▶ Set task
Copy every line of the entries that includes the word "nBlock".

▶ The input
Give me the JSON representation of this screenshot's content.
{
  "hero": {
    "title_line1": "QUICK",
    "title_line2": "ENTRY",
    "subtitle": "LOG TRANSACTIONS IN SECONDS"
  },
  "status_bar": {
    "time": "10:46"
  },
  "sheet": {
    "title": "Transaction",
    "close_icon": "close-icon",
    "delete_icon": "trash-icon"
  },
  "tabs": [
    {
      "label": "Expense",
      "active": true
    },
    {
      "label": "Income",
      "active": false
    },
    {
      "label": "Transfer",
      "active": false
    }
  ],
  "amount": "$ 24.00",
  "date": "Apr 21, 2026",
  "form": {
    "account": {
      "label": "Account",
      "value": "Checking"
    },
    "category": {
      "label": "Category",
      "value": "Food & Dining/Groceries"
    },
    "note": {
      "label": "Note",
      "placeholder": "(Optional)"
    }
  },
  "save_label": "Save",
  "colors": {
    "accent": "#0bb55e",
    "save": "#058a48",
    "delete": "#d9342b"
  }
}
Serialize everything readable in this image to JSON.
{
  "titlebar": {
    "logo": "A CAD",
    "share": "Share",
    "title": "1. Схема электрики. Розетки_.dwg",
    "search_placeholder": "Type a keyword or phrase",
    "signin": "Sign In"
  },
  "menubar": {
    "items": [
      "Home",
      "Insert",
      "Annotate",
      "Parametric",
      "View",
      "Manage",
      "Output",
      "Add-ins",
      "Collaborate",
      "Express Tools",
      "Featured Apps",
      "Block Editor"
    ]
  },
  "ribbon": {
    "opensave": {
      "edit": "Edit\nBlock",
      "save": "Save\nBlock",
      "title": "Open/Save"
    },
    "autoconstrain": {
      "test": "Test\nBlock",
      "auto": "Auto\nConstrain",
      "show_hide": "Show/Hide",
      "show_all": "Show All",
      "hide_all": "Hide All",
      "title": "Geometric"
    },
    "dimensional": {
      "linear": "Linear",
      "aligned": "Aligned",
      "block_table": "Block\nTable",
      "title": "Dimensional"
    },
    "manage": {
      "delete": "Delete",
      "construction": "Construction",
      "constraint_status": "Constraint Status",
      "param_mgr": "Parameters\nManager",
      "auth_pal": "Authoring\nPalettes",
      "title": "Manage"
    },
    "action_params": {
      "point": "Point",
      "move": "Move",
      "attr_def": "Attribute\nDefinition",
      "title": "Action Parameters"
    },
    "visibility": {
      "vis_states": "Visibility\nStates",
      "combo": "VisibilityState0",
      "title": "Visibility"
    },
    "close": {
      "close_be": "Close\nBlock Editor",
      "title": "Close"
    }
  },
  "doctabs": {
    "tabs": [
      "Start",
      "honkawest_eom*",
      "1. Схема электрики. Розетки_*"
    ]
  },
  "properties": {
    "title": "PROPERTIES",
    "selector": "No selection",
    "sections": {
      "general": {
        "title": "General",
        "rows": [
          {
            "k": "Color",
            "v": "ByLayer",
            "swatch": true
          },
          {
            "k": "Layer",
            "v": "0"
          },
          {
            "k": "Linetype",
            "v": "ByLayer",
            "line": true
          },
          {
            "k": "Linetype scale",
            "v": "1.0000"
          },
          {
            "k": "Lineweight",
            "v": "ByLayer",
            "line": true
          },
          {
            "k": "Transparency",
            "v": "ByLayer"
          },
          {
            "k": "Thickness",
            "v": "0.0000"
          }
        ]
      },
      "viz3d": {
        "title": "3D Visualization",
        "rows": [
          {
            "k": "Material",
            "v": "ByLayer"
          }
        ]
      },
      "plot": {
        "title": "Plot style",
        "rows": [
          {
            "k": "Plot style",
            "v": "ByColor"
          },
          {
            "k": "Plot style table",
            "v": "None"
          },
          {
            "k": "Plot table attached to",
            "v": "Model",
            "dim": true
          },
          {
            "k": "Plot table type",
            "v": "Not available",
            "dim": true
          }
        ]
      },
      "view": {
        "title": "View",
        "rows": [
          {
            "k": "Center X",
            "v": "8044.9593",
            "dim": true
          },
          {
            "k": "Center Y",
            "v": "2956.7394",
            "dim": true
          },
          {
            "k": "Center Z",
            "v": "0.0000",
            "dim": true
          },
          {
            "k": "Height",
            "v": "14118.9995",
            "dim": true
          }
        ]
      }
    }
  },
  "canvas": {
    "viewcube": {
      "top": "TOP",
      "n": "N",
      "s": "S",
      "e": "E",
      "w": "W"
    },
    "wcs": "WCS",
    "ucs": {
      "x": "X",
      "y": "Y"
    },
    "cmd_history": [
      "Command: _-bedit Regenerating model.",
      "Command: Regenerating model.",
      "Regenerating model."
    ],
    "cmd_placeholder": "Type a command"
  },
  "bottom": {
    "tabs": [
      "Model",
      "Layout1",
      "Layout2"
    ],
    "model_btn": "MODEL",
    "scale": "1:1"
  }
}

▶ Answer
      "edit": "Edit\nBlock",
      "save": "Save\nBlock",
      "test": "Test\nBlock",
      "close_be": "Close\nBlock Editor",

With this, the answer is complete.